* **What is required**
What follows is a block of records; reproduce all of it verbatim.

>> START Stored records

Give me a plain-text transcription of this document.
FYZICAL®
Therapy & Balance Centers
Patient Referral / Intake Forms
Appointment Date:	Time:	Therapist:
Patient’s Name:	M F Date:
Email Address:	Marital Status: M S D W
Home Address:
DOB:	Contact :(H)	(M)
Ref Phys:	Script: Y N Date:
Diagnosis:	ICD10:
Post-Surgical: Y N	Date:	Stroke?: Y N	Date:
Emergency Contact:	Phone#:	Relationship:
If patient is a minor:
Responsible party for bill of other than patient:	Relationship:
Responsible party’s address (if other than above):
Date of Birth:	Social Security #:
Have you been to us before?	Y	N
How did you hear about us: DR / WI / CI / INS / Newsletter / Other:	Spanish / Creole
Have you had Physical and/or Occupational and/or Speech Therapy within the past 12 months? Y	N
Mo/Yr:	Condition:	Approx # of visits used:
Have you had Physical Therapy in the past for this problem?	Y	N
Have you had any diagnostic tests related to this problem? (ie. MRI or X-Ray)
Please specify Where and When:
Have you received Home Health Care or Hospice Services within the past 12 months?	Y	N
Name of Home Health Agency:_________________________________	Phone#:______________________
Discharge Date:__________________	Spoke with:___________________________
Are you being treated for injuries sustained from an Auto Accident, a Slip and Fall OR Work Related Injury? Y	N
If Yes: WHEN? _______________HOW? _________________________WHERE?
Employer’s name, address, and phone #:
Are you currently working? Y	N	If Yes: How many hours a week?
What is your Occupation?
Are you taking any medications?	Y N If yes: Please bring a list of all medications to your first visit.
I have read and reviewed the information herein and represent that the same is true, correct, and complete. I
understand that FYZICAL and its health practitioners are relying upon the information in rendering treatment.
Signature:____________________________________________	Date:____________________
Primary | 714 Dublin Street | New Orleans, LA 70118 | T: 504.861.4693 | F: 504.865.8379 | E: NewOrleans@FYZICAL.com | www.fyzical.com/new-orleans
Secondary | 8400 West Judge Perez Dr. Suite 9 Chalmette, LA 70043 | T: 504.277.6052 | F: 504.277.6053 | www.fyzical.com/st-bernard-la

>> END Stored records

* **Worked answer**
Give me a plain-text transcription of this document.
FYZICAL®
Therapy & Balance Centers
Patient Referral / Intake Forms
Appointment Date:	Time:	Therapist:
Patient’s Name:	M F Date:
Email Address:	Marital Status: M S D W
Home Address:
DOB:	Contact :(H)	(M)
Ref Phys:	Script: Y N Date:
Diagnosis:	ICD10:
Post-Surgical: Y N	Date:	Stroke?: Y N	Date:
Emergency Contact:	Phone#:	Relationship:
If patient is a minor:
Responsible party for bill of other than patient:	Relationship:
Responsible party’s address (if other than above):
Date of Birth:	Social Security #:
Have you been to us before?	Y	N
How did you hear about us: DR / WI / CI / INS / Newsletter / Other:	Spanish / Creole
Have you had Physical and/or Occupational and/or Speech Therapy within the past 12 months? Y	N
Mo/Yr:	Condition:	Approx # of visits used:
Have you had Physical Therapy in the past for this problem?	Y	N
Have you had any diagnostic tests related to this problem? (ie. MRI or X-Ray)
Please specify Where and When:
Have you received Home Health Care or Hospice Services within the past 12 months?	Y	N
Name of Home Health Agency:_________________________________	Phone#:______________________
Discharge Date:__________________	Spoke with:___________________________
Are you being treated for injuries sustained from an Auto Accident, a Slip and Fall OR Work Related Injury? Y	N
If Yes: WHEN? _______________HOW? _________________________WHERE?
Employer’s name, address, and phone #:
Are you currently working? Y	N	If Yes: How many hours a week?
What is your Occupation?
Are you taking any medications?	Y N If yes: Please bring a list of all medications to your first visit.
I have read and reviewed the information herein and represent that the same is true, correct, and complete. I
understand that FYZICAL and its health practitioners are relying upon the information in rendering treatment.
Signature:____________________________________________	Date:____________________
Primary | 714 Dublin Street | New Orleans, LA 70118 | T: 504.861.4693 | F: 504.865.8379 | E: NewOrleans@FYZICAL.com | www.fyzical.com/new-orleans
Secondary | 8400 West Judge Perez Dr. Suite 9 Chalmette, LA 70043 | T: 504.277.6052 | F: 504.277.6053 | www.fyzical.com/st-bernard-la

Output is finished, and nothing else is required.